──────── Record extracts ────────

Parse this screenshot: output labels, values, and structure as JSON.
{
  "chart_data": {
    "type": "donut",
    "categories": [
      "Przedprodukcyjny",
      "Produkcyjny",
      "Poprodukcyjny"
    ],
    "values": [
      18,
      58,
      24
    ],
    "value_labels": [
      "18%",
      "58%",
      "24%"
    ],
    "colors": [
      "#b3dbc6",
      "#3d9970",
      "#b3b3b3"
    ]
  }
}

────────

Short task: Return every record, word for word.

Exercise response:
Parse this screenshot: output labels, values, and structure as JSON.
{
  "chart_data": {
    "type": "donut",
    "categories": [
      "Przedprodukcyjny",
      "Produkcyjny",
      "Poprodukcyjny"
    ],
    "values": [
      18,
      58,
      24
    ],
    "value_labels": [
      "18%",
      "58%",
      "24%"
    ],
    "colors": [
      "#b3dbc6",
      "#3d9970",
      "#b3b3b3"
    ]
  }
}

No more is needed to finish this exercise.